>> START SUPPLIED ENTRIES

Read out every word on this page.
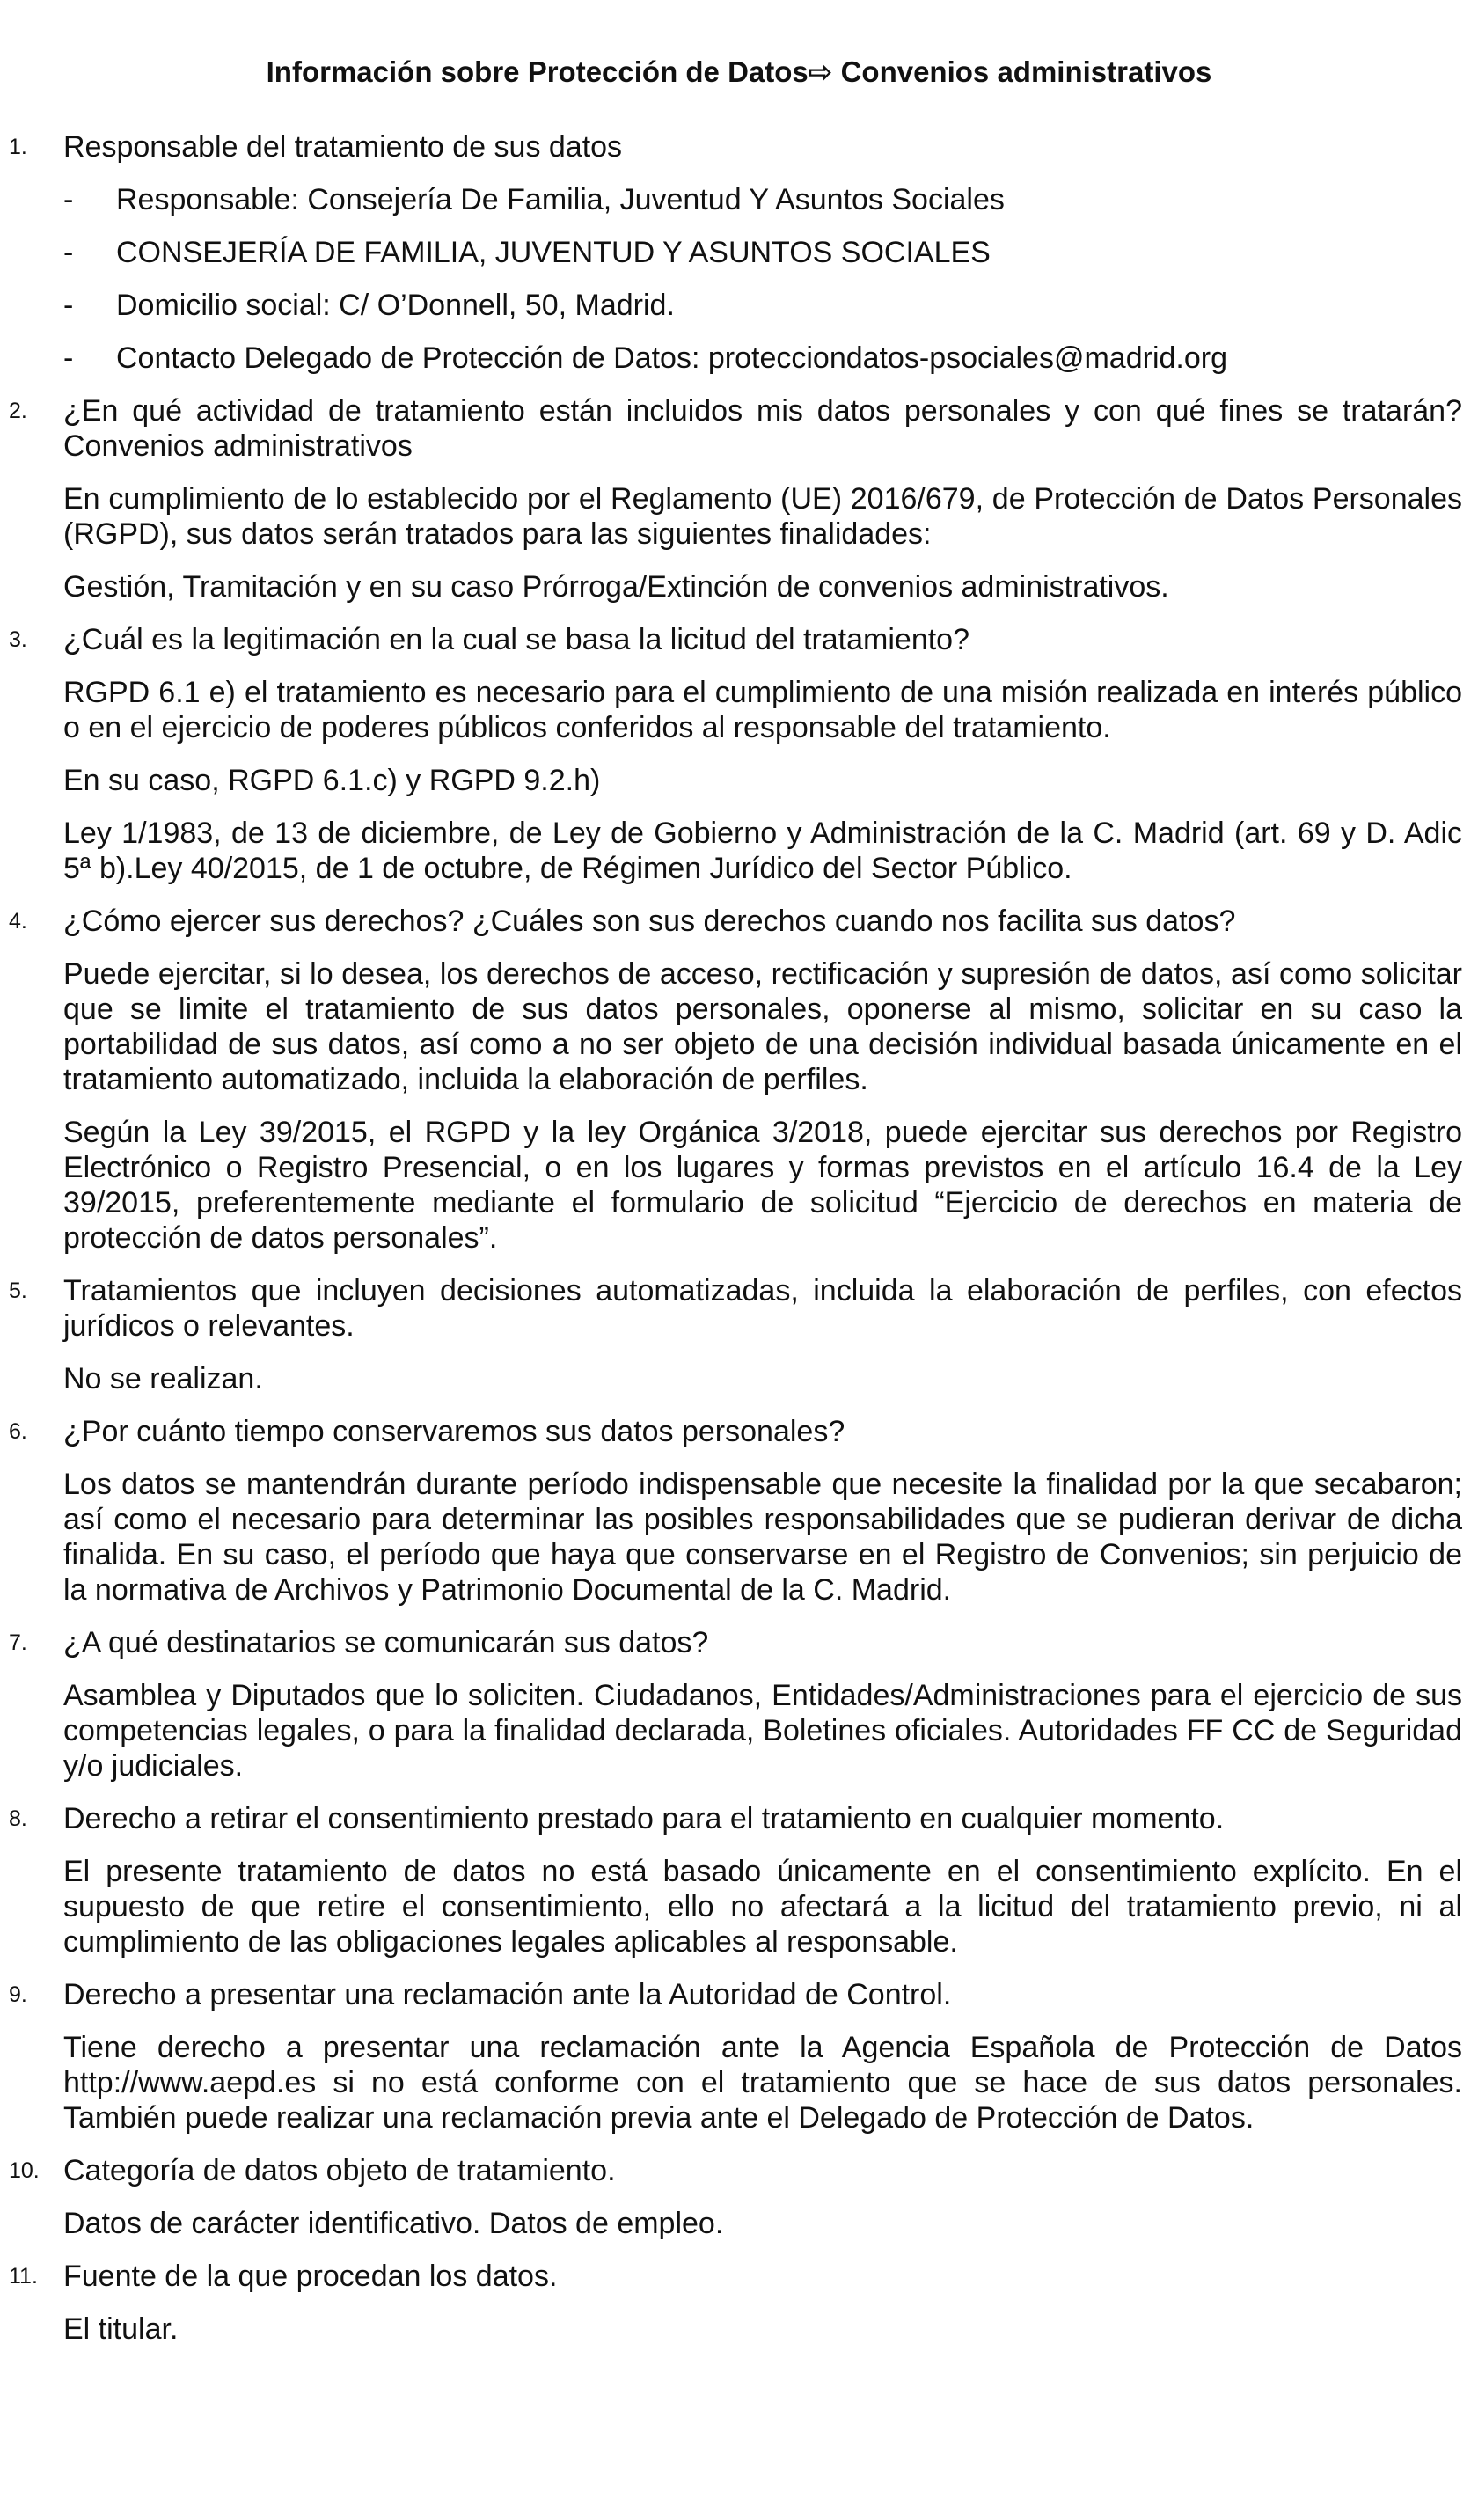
Información sobre Protección de Datos⇨ Convenios administrativos
1.	Responsable del tratamiento de sus datos

- Responsable: Consejería De Familia, Juventud Y Asuntos Sociales
- CONSEJERÍA DE FAMILIA, JUVENTUD Y ASUNTOS SOCIALES
- Domicilio social: C/ O’Donnell, 50, Madrid.
- Contacto Delegado de Protección de Datos: protecciondatos-psociales@madrid.org
2.	¿En qué actividad de tratamiento están incluidos mis datos personales y con qué fines se tratarán? Convenios administrativos

En cumplimiento de lo establecido por el Reglamento (UE) 2016/679, de Protección de Datos Personales (RGPD), sus datos serán tratados para las siguientes finalidades:

Gestión, Tramitación y en su caso Prórroga/Extinción de convenios administrativos.

3.	¿Cuál es la legitimación en la cual se basa la licitud del tratamiento?

RGPD 6.1 e) el tratamiento es necesario para el cumplimiento de una misión realizada en interés público o en el ejercicio de poderes públicos conferidos al responsable del tratamiento.

En su caso, RGPD 6.1.c) y RGPD 9.2.h)

Ley 1/1983, de 13 de diciembre, de Ley de Gobierno y Administración de la C. Madrid (art. 69 y D. Adic 5ª b).Ley 40/2015, de 1 de octubre, de Régimen Jurídico del Sector Público.

4.	¿Cómo ejercer sus derechos? ¿Cuáles son sus derechos cuando nos facilita sus datos?

Puede ejercitar, si lo desea, los derechos de acceso, rectificación y supresión de datos, así como solicitar que se limite el tratamiento de sus datos personales, oponerse al mismo, solicitar en su caso la portabilidad de sus datos, así como a no ser objeto de una decisión individual basada únicamente en el tratamiento automatizado, incluida la elaboración de perfiles.

Según la Ley 39/2015, el RGPD y la ley Orgánica 3/2018, puede ejercitar sus derechos por Registro Electrónico o Registro Presencial, o en los lugares y formas previstos en el artículo 16.4 de la Ley 39/2015, preferentemente mediante el formulario de solicitud “Ejercicio de derechos en materia de protección de datos personales”.

5.	Tratamientos que incluyen decisiones automatizadas, incluida la elaboración de perfiles, con efectos jurídicos o relevantes.

No se realizan.

6.	¿Por cuánto tiempo conservaremos sus datos personales?

Los datos se mantendrán durante período indispensable que necesite la finalidad por la que secabaron; así como el necesario para determinar las posibles responsabilidades que se pudieran derivar de dicha finalida. En su caso, el período que haya que conservarse en el Registro de Convenios; sin perjuicio de la normativa de Archivos y Patrimonio Documental de la C. Madrid.

7.	¿A qué destinatarios se comunicarán sus datos?

Asamblea y Diputados que lo soliciten. Ciudadanos, Entidades/Administraciones para el ejercicio de sus competencias legales, o para la finalidad declarada, Boletines oficiales. Autoridades FF CC de Seguridad y/o judiciales.

8.	Derecho a retirar el consentimiento prestado para el tratamiento en cualquier momento.

El presente tratamiento de datos no está basado únicamente en el consentimiento explícito. En el supuesto de que retire el consentimiento, ello no afectará a la licitud del tratamiento previo, ni al cumplimiento de las obligaciones legales aplicables al responsable.

9.	Derecho a presentar una reclamación ante la Autoridad de Control.

Tiene derecho a presentar una reclamación ante la Agencia Española de Protección de Datos http://www.aepd.es si no está conforme con el tratamiento que se hace de sus datos personales. También puede realizar una reclamación previa ante el Delegado de Protección de Datos.

10. Categoría de datos objeto de tratamiento.

Datos de carácter identificativo. Datos de empleo.

11. Fuente de la que procedan los datos.

El titular.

>> END SUPPLIED ENTRIES

TASK TO CARRY OUT
Using the listing, collect all lines in which the string "administrativos" is found.

WRITTEN ANSWER
Información sobre Protección de Datos⇨ Convenios administrativos
2.	¿En qué actividad de tratamiento están incluidos mis datos personales y con qué fines se tratarán? Convenios administrativos
Gestión, Tramitación y en su caso Prórroga/Extinción de convenios administrativos.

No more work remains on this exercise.